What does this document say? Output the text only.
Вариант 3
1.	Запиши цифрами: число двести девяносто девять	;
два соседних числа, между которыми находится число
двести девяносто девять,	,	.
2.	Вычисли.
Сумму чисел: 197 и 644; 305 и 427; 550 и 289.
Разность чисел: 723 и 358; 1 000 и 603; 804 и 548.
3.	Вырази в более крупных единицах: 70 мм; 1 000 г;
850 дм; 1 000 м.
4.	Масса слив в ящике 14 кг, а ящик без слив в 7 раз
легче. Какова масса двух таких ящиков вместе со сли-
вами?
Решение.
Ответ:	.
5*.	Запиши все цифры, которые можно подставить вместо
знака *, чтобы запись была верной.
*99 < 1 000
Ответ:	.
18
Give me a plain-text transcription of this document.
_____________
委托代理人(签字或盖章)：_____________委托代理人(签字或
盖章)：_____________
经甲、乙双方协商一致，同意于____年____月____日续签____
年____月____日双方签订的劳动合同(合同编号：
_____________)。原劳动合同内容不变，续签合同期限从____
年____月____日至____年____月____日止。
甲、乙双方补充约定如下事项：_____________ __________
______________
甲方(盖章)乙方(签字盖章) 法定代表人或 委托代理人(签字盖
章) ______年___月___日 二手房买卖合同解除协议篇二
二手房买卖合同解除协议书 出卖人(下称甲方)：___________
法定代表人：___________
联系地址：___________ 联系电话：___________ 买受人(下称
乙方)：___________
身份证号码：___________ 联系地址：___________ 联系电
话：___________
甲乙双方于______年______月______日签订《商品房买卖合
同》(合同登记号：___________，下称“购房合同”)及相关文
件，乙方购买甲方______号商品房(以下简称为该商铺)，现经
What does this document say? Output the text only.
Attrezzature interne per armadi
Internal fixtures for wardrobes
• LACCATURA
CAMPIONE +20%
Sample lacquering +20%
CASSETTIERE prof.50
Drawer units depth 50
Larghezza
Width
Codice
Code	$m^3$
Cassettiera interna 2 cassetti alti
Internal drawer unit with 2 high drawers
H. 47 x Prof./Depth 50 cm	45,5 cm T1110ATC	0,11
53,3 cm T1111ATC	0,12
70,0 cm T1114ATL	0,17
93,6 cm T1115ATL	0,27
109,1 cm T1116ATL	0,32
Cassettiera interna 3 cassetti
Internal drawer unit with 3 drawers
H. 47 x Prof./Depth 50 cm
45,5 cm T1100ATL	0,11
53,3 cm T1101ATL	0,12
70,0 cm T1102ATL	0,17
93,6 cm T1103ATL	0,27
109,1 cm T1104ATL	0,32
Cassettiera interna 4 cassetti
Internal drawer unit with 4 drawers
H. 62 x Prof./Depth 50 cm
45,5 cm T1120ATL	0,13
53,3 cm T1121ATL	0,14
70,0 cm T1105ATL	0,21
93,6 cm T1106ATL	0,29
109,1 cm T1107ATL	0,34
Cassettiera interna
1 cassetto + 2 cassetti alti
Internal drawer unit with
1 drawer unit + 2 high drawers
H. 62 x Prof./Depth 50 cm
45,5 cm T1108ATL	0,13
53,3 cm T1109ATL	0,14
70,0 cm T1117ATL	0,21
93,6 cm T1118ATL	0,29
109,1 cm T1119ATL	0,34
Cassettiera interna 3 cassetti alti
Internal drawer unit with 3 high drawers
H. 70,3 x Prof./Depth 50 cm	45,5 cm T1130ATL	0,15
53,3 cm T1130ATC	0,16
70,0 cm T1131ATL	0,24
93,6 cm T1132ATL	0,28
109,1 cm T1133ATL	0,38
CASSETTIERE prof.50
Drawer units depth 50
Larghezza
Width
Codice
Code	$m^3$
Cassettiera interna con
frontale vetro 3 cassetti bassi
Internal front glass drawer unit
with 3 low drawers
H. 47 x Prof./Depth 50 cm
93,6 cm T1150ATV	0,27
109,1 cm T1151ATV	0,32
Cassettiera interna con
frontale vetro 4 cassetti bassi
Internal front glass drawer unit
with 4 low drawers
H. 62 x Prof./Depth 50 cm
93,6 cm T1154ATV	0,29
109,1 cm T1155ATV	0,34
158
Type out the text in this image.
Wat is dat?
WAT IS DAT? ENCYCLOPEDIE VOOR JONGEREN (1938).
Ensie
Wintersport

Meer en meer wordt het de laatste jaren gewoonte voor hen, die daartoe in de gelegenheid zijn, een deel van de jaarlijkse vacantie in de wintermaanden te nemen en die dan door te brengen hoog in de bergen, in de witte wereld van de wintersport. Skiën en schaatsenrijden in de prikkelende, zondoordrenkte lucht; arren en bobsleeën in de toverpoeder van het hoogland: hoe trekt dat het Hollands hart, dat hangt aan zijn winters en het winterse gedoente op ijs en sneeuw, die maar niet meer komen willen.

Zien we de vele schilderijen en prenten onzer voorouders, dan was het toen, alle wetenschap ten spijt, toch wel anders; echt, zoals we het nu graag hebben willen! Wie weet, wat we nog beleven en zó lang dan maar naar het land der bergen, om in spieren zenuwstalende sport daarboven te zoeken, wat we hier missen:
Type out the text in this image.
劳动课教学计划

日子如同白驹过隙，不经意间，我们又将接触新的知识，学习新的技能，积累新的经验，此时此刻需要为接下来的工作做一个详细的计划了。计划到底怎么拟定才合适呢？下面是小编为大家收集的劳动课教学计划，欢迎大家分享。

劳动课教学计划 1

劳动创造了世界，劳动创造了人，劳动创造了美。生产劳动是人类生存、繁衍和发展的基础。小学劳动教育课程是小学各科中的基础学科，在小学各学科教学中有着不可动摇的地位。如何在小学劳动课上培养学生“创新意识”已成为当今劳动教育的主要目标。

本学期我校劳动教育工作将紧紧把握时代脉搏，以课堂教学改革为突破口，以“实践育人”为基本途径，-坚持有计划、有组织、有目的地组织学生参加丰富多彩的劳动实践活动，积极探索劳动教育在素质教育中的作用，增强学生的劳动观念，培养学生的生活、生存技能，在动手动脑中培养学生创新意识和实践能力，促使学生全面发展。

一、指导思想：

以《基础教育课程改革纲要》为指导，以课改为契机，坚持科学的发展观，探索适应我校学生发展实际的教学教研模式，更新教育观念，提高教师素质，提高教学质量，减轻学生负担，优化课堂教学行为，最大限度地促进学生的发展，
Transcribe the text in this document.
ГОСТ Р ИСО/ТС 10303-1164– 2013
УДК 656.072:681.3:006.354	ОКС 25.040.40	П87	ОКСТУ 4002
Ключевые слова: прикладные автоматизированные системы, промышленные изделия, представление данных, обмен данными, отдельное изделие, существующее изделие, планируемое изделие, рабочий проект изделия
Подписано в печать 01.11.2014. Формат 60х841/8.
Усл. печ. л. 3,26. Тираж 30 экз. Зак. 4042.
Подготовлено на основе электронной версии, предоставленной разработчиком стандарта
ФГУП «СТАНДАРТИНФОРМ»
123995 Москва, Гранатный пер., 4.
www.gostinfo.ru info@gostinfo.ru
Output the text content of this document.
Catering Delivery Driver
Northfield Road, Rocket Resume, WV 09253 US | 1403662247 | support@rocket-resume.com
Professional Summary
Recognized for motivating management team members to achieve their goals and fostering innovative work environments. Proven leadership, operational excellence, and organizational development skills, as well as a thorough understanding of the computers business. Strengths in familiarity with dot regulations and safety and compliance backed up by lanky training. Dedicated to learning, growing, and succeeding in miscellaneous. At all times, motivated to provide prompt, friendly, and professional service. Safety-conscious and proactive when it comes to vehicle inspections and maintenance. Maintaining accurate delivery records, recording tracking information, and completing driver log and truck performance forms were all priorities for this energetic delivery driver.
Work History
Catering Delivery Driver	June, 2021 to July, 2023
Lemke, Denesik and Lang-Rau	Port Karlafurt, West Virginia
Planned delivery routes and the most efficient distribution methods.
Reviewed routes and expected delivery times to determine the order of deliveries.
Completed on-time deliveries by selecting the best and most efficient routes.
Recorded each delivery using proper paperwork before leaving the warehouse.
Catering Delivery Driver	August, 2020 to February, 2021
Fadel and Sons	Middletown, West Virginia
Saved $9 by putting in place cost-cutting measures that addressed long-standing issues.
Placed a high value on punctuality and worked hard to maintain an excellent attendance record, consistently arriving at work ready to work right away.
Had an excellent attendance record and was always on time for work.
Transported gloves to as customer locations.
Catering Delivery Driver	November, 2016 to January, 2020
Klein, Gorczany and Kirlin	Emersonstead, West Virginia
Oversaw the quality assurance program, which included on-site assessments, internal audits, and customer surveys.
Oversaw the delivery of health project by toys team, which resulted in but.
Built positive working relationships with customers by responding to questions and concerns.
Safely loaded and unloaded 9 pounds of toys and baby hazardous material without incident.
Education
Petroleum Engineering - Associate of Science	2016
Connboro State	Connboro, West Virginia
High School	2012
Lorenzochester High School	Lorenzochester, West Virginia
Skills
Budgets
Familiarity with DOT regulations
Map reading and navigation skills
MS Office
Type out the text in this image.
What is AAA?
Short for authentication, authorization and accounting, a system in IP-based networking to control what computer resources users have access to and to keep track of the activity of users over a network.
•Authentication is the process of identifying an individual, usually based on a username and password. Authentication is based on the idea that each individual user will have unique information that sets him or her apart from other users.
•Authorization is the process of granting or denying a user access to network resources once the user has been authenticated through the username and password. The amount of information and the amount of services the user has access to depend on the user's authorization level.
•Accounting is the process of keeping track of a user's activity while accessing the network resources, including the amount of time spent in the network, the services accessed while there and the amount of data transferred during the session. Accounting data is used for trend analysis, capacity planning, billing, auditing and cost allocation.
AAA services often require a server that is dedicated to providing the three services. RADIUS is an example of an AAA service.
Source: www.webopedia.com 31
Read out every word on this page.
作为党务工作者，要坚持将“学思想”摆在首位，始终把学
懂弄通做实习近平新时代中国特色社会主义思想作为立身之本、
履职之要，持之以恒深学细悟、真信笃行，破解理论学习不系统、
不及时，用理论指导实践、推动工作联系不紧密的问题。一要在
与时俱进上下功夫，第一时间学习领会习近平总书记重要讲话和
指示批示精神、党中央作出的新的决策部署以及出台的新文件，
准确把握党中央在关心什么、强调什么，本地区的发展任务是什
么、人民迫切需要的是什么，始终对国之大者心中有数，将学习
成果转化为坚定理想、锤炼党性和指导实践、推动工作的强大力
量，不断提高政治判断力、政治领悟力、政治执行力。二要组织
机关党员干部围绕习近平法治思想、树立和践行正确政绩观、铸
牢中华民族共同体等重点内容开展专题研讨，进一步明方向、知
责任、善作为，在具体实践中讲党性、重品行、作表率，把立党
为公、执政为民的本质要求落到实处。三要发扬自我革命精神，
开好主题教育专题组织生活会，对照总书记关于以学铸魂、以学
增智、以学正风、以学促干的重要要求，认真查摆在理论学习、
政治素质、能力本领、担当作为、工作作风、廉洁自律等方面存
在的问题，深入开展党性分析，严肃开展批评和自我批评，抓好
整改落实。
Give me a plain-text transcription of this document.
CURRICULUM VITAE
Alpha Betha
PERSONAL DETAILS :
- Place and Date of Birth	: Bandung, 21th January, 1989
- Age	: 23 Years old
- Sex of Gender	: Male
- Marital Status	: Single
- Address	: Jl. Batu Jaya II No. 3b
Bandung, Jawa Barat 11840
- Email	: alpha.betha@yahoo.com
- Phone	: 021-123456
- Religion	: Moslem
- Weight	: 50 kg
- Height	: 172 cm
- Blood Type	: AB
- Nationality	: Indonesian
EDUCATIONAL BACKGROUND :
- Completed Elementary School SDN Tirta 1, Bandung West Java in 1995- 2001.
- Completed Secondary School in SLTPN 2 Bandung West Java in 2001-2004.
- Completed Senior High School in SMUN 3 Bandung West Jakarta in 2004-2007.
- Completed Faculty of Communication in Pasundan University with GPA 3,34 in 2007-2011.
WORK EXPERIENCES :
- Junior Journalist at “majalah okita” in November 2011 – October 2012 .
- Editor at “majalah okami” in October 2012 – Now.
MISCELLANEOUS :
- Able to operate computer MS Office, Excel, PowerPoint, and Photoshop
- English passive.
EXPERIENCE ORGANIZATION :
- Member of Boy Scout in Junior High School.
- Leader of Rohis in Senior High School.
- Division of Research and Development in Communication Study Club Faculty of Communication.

+ + + + + + +

» Problem statement: Your answer should be a single number: the count of lines in the listing that contain the word "network".

» Task output: 3